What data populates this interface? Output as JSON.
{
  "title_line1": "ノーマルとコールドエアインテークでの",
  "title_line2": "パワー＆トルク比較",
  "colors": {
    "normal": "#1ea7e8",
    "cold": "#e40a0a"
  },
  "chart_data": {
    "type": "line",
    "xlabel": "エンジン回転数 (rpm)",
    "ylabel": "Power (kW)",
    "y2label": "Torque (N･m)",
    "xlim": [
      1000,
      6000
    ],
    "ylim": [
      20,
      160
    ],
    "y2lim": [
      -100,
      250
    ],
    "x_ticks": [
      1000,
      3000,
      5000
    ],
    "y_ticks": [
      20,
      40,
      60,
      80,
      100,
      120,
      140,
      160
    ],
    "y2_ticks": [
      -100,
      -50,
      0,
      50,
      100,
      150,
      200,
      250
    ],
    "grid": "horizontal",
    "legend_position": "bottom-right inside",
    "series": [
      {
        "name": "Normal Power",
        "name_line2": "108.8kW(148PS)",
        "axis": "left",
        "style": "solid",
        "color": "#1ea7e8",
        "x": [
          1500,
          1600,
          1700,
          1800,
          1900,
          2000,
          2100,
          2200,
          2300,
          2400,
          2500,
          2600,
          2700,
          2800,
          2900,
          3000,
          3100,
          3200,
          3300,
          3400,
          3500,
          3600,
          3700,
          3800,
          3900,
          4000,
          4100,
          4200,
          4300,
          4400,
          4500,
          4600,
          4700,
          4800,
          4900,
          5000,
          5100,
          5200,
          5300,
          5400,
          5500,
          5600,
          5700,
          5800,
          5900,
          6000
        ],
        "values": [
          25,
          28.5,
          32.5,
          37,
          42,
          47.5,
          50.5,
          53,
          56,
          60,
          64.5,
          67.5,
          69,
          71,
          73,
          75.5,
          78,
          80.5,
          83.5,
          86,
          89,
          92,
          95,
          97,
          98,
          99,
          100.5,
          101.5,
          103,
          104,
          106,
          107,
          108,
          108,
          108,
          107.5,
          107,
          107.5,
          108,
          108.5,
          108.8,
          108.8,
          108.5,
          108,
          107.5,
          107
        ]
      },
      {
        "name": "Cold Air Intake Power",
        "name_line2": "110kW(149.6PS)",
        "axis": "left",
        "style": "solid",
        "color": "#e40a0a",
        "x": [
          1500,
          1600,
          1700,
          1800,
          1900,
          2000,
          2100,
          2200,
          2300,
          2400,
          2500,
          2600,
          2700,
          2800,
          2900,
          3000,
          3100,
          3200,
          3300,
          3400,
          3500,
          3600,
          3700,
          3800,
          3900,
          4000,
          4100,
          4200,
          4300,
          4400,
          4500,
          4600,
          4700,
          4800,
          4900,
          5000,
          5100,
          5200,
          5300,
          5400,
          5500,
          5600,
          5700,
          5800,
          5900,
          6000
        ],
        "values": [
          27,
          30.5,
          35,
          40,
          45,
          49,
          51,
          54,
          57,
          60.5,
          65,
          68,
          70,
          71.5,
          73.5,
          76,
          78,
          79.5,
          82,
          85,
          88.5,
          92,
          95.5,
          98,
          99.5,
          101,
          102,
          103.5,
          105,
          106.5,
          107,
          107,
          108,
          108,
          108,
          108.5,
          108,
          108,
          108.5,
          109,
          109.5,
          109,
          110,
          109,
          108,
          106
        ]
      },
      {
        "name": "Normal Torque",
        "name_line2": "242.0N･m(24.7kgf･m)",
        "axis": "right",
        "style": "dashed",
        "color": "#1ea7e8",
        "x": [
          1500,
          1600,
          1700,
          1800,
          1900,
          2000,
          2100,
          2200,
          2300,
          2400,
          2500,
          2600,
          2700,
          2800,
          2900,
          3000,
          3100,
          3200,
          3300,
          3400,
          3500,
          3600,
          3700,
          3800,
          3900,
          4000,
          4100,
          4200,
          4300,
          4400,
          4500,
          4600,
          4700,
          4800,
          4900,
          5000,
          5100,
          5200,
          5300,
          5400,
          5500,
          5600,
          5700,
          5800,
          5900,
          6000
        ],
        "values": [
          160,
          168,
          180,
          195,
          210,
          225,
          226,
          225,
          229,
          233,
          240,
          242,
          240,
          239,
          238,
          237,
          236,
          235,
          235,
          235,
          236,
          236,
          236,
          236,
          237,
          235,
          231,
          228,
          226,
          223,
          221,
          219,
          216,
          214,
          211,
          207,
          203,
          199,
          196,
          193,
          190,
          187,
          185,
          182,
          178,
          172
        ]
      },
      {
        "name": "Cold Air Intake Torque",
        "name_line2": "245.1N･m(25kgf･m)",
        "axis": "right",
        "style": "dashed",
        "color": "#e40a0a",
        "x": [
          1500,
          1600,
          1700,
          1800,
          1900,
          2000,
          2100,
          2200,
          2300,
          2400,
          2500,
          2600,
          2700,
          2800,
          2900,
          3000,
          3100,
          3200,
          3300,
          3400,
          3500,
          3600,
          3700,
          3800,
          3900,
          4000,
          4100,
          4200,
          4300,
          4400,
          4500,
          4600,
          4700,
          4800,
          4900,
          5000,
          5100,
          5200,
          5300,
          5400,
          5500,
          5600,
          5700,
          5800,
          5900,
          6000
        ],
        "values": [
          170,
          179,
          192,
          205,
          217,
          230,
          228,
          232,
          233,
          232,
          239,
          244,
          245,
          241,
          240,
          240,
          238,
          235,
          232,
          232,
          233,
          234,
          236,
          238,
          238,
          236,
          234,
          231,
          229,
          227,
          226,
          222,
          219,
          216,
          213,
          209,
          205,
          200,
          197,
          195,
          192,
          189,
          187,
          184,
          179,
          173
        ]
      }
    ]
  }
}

• • • • • • •

• **Task objective**
Repeat the records above exactly as they appear.

• **Exercise result**
What data populates this interface? Output as JSON.
{
  "title_line1": "ノーマルとコールドエアインテークでの",
  "title_line2": "パワー＆トルク比較",
  "colors": {
    "normal": "#1ea7e8",
    "cold": "#e40a0a"
  },
  "chart_data": {
    "type": "line",
    "xlabel": "エンジン回転数 (rpm)",
    "ylabel": "Power (kW)",
    "y2label": "Torque (N･m)",
    "xlim": [
      1000,
      6000
    ],
    "ylim": [
      20,
      160
    ],
    "y2lim": [
      -100,
      250
    ],
    "x_ticks": [
      1000,
      3000,
      5000
    ],
    "y_ticks": [
      20,
      40,
      60,
      80,
      100,
      120,
      140,
      160
    ],
    "y2_ticks": [
      -100,
      -50,
      0,
      50,
      100,
      150,
      200,
      250
    ],
    "grid": "horizontal",
    "legend_position": "bottom-right inside",
    "series": [
      {
        "name": "Normal Power",
        "name_line2": "108.8kW(148PS)",
        "axis": "left",
        "style": "solid",
        "color": "#1ea7e8",
        "x": [
          1500,
          1600,
          1700,
          1800,
          1900,
          2000,
          2100,
          2200,
          2300,
          2400,
          2500,
          2600,
          2700,
          2800,
          2900,
          3000,
          3100,
          3200,
          3300,
          3400,
          3500,
          3600,
          3700,
          3800,
          3900,
          4000,
          4100,
          4200,
          4300,
          4400,
          4500,
          4600,
          4700,
          4800,
          4900,
          5000,
          5100,
          5200,
          5300,
          5400,
          5500,
          5600,
          5700,
          5800,
          5900,
          6000
        ],
        "values": [
          25,
          28.5,
          32.5,
          37,
          42,
          47.5,
          50.5,
          53,
          56,
          60,
          64.5,
          67.5,
          69,
          71,
          73,
          75.5,
          78,
          80.5,
          83.5,
          86,
          89,
          92,
          95,
          97,
          98,
          99,
          100.5,
          101.5,
          103,
          104,
          106,
          107,
          108,
          108,
          108,
          107.5,
          107,
          107.5,
          108,
          108.5,
          108.8,
          108.8,
          108.5,
          108,
          107.5,
          107
        ]
      },
      {
        "name": "Cold Air Intake Power",
        "name_line2": "110kW(149.6PS)",
        "axis": "left",
        "style": "solid",
        "color": "#e40a0a",
        "x": [
          1500,
          1600,
          1700,
          1800,
          1900,
          2000,
          2100,
          2200,
          2300,
          2400,
          2500,
          2600,
          2700,
          2800,
          2900,
          3000,
          3100,
          3200,
          3300,
          3400,
          3500,
          3600,
          3700,
          3800,
          3900,
          4000,
          4100,
          4200,
          4300,
          4400,
          4500,
          4600,
          4700,
          4800,
          4900,
          5000,
          5100,
          5200,
          5300,
          5400,
          5500,
          5600,
          5700,
          5800,
          5900,
          6000
        ],
        "values": [
          27,
          30.5,
          35,
          40,
          45,
          49,
          51,
          54,
          57,
          60.5,
          65,
          68,
          70,
          71.5,
          73.5,
          76,
          78,
          79.5,
          82,
          85,
          88.5,
          92,
          95.5,
          98,
          99.5,
          101,
          102,
          103.5,
          105,
          106.5,
          107,
          107,
          108,
          108,
          108,
          108.5,
          108,
          108,
          108.5,
          109,
          109.5,
          109,
          110,
          109,
          108,
          106
        ]
      },
      {
        "name": "Normal Torque",
        "name_line2": "242.0N･m(24.7kgf･m)",
        "axis": "right",
        "style": "dashed",
        "color": "#1ea7e8",
        "x": [
          1500,
          1600,
          1700,
          1800,
          1900,
          2000,
          2100,
          2200,
          2300,
          2400,
          2500,
          2600,
          2700,
          2800,
          2900,
          3000,
          3100,
          3200,
          3300,
          3400,
          3500,
          3600,
          3700,
          3800,
          3900,
          4000,
          4100,
          4200,
          4300,
          4400,
          4500,
          4600,
          4700,
          4800,
          4900,
          5000,
          5100,
          5200,
          5300,
          5400,
          5500,
          5600,
          5700,
          5800,
          5900,
          6000
        ],
        "values": [
          160,
          168,
          180,
          195,
          210,
          225,
          226,
          225,
          229,
          233,
          240,
          242,
          240,
          239,
          238,
          237,
          236,
          235,
          235,
          235,
          236,
          236,
          236,
          236,
          237,
          235,
          231,
          228,
          226,
          223,
          221,
          219,
          216,
          214,
          211,
          207,
          203,
          199,
          196,
          193,
          190,
          187,
          185,
          182,
          178,
          172
        ]
      },
      {
        "name": "Cold Air Intake Torque",
        "name_line2": "245.1N･m(25kgf･m)",
        "axis": "right",
        "style": "dashed",
        "color": "#e40a0a",
        "x": [
          1500,
          1600,
          1700,
          1800,
          1900,
          2000,
          2100,
          2200,
          2300,
          2400,
          2500,
          2600,
          2700,
          2800,
          2900,
          3000,
          3100,
          3200,
          3300,
          3400,
          3500,
          3600,
          3700,
          3800,
          3900,
          4000,
          4100,
          4200,
          4300,
          4400,
          4500,
          4600,
          4700,
          4800,
          4900,
          5000,
          5100,
          5200,
          5300,
          5400,
          5500,
          5600,
          5700,
          5800,
          5900,
          6000
        ],
        "values": [
          170,
          179,
          192,
          205,
          217,
          230,
          228,
          232,
          233,
          232,
          239,
          244,
          245,
          241,
          240,
          240,
          238,
          235,
          232,
          232,
          233,
          234,
          236,
          238,
          238,
          236,
          234,
          231,
          229,
          227,
          226,
          222,
          219,
          216,
          213,
          209,
          205,
          200,
          197,
          195,
          192,
          189,
          187,
          184,
          179,
          173
        ]
      }
    ]
  }
}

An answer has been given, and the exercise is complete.